■ THE EXERCISE ■
Copy out the material below in full, but not its images.

■ Collected data ■

━━━━

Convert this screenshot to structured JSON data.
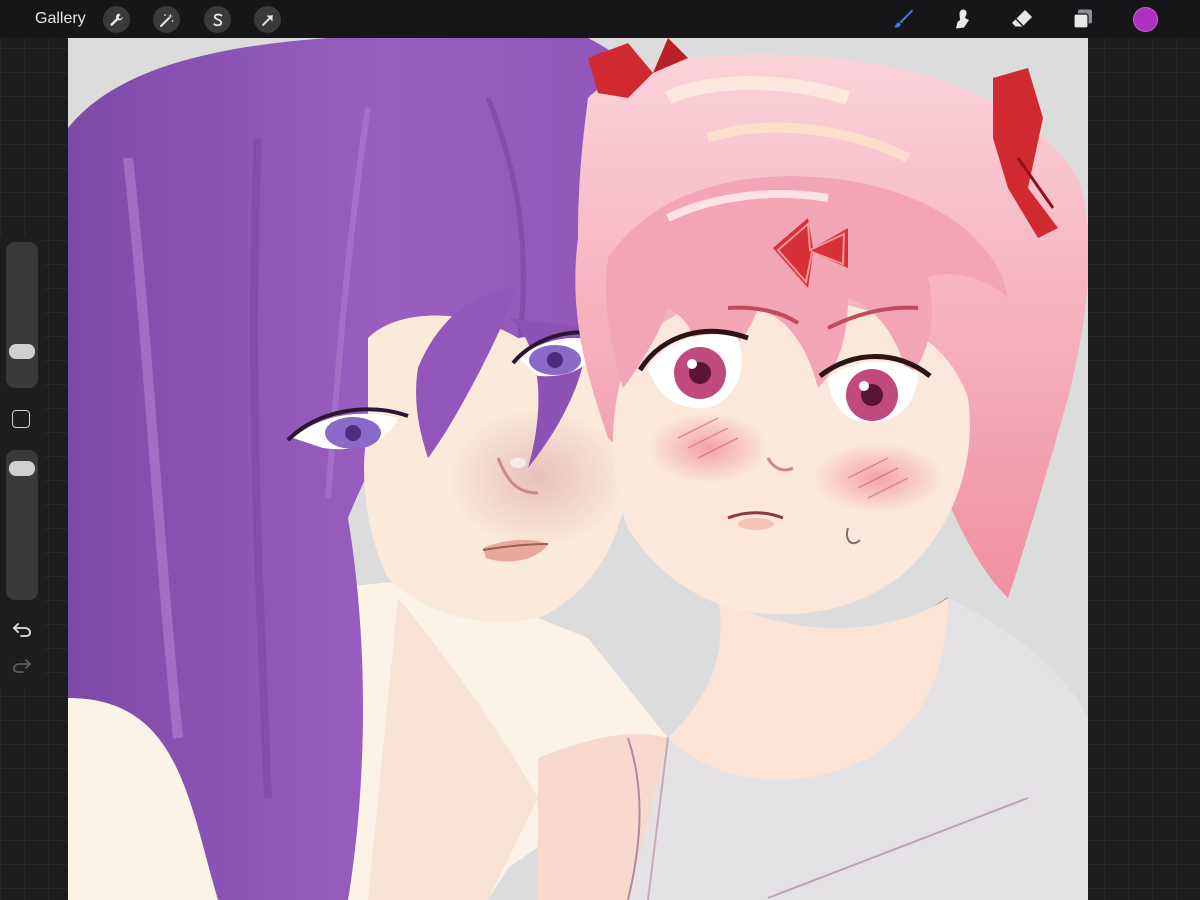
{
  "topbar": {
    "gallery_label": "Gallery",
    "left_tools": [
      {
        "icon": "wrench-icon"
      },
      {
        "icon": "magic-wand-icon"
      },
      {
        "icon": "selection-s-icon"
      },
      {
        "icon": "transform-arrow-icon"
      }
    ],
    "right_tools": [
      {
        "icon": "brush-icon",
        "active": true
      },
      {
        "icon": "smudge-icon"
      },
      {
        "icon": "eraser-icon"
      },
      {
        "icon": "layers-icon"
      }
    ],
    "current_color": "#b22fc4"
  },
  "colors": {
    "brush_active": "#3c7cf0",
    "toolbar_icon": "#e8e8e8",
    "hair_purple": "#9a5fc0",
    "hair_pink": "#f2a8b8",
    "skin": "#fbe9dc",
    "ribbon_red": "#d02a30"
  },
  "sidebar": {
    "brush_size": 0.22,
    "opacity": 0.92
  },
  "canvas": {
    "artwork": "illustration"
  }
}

━━━━

■ TASK SOLUTION ■
Convert this screenshot to structured JSON data.
{
  "topbar": {
    "gallery_label": "Gallery",
    "left_tools": [
      {
        "icon": "wrench-icon"
      },
      {
        "icon": "magic-wand-icon"
      },
      {
        "icon": "selection-s-icon"
      },
      {
        "icon": "transform-arrow-icon"
      }
    ],
    "right_tools": [
      {
        "icon": "brush-icon",
        "active": true
      },
      {
        "icon": "smudge-icon"
      },
      {
        "icon": "eraser-icon"
      },
      {
        "icon": "layers-icon"
      }
    ],
    "current_color": "#b22fc4"
  },
  "colors": {
    "brush_active": "#3c7cf0",
    "toolbar_icon": "#e8e8e8",
    "hair_purple": "#9a5fc0",
    "hair_pink": "#f2a8b8",
    "skin": "#fbe9dc",
    "ribbon_red": "#d02a30"
  },
  "sidebar": {
    "brush_size": 0.22,
    "opacity": 0.92
  },
  "canvas": {
    "artwork": "illustration"
  }
}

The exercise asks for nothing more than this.